▶ Exercise instructions
Copy out the lines that include the word "Sold".

-- start --

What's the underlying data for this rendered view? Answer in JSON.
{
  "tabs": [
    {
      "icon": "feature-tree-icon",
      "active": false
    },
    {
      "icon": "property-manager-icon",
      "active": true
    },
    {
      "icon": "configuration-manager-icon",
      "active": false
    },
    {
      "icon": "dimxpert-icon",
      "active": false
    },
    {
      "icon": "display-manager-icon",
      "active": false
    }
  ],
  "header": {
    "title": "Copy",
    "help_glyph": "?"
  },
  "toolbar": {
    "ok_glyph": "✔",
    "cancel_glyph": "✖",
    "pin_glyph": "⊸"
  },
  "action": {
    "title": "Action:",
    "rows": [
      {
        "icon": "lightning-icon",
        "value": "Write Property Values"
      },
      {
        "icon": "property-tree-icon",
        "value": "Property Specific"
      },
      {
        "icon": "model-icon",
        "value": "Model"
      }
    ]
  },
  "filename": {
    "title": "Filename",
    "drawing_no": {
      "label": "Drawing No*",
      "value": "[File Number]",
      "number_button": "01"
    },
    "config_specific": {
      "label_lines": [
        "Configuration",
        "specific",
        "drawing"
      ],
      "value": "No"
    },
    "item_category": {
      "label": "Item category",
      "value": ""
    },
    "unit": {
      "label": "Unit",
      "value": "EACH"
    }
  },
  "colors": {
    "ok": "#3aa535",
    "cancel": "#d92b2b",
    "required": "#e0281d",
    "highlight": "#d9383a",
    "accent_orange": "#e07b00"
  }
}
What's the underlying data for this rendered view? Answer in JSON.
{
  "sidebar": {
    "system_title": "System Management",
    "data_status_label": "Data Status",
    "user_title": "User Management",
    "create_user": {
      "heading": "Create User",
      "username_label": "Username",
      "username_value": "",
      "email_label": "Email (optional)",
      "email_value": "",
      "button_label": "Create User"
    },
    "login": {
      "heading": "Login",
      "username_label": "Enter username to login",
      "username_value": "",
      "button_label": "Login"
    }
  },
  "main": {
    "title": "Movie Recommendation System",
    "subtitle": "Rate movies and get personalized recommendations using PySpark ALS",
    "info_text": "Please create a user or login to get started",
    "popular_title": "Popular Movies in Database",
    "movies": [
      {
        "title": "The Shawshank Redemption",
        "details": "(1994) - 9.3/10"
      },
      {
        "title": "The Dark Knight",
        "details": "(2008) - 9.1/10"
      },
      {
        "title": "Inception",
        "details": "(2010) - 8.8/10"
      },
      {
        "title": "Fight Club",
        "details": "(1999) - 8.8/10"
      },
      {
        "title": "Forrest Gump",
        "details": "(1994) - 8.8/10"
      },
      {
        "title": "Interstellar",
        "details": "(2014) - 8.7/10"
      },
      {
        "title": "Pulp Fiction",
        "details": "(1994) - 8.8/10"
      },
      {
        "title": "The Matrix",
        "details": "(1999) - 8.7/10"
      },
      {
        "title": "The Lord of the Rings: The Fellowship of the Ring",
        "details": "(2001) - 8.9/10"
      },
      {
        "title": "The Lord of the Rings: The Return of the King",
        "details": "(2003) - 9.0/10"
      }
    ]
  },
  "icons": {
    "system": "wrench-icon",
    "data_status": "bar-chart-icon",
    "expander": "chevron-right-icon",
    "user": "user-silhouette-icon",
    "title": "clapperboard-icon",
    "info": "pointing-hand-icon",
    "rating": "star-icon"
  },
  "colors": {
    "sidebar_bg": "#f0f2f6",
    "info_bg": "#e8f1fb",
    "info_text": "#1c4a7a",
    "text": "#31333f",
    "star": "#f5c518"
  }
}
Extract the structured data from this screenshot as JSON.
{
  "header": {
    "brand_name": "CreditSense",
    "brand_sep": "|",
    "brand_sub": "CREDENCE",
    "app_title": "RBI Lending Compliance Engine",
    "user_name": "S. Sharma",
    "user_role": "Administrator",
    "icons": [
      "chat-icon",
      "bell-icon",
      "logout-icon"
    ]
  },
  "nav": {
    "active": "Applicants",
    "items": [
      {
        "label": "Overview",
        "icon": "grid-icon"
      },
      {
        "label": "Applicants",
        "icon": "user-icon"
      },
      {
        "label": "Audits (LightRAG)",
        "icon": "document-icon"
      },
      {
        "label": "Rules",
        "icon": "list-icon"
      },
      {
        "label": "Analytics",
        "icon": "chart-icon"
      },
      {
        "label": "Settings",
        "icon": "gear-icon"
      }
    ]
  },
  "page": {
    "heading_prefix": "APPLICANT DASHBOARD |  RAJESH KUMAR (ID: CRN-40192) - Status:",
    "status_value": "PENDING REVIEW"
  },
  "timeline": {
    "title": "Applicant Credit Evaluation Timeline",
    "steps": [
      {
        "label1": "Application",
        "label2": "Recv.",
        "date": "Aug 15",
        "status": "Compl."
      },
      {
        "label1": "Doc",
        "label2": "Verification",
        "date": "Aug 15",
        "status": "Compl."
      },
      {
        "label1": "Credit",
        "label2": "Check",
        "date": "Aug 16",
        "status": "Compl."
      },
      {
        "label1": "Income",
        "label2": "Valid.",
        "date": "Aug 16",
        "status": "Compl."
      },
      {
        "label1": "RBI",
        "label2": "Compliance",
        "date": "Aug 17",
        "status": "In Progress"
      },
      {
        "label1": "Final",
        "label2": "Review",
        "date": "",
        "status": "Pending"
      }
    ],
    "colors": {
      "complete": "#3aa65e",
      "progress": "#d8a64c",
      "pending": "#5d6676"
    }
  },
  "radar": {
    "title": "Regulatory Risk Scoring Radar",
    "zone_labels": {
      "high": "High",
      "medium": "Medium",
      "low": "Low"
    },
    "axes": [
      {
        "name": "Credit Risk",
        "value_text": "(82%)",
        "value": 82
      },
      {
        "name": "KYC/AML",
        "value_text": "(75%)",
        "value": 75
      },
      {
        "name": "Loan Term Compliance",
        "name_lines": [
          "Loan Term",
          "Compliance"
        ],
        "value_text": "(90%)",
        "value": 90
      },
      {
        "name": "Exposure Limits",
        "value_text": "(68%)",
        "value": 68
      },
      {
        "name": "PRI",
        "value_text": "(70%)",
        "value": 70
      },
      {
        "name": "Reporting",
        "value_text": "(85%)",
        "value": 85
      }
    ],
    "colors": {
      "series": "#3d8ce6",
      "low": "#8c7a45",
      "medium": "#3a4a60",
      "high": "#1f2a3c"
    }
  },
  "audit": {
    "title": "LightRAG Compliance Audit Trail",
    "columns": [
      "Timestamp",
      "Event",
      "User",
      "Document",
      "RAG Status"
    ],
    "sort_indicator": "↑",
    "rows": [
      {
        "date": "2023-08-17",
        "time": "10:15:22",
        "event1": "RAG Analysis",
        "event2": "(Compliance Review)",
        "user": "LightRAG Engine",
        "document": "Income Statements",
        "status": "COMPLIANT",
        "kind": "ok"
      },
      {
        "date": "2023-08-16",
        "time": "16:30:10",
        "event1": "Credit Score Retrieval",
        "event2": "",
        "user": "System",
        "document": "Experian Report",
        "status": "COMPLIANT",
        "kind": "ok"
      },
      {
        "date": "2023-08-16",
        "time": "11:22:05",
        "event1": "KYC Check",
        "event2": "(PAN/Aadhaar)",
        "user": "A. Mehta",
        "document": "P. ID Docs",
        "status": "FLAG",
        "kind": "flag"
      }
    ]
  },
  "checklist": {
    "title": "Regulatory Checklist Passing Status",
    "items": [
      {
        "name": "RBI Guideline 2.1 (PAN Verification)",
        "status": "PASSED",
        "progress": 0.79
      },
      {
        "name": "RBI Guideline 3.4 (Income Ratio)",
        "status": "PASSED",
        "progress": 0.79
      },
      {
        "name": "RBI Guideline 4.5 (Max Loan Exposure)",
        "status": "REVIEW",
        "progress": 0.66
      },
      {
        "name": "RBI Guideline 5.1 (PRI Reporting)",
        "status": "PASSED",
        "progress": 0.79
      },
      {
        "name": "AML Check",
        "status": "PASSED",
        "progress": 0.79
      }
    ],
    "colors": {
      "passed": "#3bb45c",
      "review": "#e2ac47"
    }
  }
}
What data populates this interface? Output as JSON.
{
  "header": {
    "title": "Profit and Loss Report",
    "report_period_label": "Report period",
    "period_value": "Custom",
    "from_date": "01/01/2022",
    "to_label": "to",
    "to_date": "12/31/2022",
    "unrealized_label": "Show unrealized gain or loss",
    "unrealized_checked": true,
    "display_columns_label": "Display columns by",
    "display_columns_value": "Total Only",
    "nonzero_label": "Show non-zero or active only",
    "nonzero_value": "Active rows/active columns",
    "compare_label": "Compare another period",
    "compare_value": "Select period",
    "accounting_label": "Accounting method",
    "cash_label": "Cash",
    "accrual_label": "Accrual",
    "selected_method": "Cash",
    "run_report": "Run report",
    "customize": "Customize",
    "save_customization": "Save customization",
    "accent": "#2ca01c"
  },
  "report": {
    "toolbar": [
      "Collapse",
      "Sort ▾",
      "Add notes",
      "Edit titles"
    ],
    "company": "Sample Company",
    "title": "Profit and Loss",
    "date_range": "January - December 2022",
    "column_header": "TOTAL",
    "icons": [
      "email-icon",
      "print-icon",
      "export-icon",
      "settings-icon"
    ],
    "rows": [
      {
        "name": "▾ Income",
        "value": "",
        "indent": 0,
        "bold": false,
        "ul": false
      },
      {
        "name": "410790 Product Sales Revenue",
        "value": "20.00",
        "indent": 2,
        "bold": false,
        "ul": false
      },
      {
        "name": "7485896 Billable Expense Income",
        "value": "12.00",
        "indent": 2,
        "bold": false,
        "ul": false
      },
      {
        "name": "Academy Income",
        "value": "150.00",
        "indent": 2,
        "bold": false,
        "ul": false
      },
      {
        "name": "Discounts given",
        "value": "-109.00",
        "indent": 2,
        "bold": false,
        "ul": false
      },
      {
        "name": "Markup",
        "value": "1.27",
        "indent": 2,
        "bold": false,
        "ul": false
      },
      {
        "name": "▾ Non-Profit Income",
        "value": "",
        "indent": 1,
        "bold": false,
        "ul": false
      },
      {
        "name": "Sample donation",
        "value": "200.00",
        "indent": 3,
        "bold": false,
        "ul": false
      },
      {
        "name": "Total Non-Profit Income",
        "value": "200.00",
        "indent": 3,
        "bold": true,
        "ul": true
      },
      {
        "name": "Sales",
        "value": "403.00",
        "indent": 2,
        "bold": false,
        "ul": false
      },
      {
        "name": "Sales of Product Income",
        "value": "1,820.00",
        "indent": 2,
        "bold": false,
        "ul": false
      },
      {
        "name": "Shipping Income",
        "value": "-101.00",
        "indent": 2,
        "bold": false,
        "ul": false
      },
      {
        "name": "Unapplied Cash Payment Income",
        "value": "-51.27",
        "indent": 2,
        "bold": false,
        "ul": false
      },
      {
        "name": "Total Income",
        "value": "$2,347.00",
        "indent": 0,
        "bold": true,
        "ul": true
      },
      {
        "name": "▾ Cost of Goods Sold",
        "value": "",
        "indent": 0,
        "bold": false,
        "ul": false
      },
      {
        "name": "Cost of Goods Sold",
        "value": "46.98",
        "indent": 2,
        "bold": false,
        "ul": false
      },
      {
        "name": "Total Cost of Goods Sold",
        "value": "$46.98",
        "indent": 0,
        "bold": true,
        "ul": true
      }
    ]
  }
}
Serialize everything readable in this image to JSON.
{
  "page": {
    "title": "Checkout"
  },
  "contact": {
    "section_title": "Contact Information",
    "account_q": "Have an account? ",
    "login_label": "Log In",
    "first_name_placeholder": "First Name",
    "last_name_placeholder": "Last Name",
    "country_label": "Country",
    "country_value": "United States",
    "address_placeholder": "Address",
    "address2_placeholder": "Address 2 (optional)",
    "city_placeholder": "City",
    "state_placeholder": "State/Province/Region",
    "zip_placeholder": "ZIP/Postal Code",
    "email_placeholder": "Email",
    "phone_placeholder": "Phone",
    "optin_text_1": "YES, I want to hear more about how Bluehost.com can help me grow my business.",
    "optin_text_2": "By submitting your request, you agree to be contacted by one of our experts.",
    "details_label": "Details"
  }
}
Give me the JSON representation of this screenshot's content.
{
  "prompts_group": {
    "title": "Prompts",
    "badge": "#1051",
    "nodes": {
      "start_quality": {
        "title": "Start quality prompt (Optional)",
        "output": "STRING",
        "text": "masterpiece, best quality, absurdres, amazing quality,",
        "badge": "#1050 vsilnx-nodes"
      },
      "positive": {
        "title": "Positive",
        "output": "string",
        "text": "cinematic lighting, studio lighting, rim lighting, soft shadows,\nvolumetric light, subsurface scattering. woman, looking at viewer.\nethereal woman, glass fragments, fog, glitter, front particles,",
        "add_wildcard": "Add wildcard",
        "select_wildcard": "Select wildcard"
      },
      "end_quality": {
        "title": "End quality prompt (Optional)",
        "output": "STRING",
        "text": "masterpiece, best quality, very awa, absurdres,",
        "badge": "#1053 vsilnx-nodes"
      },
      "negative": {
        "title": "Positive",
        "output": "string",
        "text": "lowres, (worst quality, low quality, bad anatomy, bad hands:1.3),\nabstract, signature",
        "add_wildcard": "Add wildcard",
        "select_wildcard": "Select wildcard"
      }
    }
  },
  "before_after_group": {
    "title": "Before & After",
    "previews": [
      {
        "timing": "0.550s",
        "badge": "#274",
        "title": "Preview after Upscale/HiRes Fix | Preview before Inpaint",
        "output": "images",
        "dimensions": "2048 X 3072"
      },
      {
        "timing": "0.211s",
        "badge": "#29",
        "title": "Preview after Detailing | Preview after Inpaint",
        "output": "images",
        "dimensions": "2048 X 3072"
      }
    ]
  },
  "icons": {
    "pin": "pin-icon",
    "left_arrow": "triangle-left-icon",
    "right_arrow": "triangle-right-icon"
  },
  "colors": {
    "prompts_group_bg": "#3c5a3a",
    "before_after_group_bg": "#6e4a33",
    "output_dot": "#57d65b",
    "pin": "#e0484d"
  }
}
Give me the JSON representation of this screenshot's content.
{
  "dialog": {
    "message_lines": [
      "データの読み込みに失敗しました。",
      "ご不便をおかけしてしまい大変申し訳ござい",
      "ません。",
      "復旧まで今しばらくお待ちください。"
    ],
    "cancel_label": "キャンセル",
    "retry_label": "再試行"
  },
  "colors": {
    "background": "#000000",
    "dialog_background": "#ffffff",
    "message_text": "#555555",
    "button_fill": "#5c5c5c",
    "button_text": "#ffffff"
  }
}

-- end --

▶ Task response
        "name": "▾ Cost of Goods Sold",
        "name": "Cost of Goods Sold",
        "name": "Total Cost of Goods Sold",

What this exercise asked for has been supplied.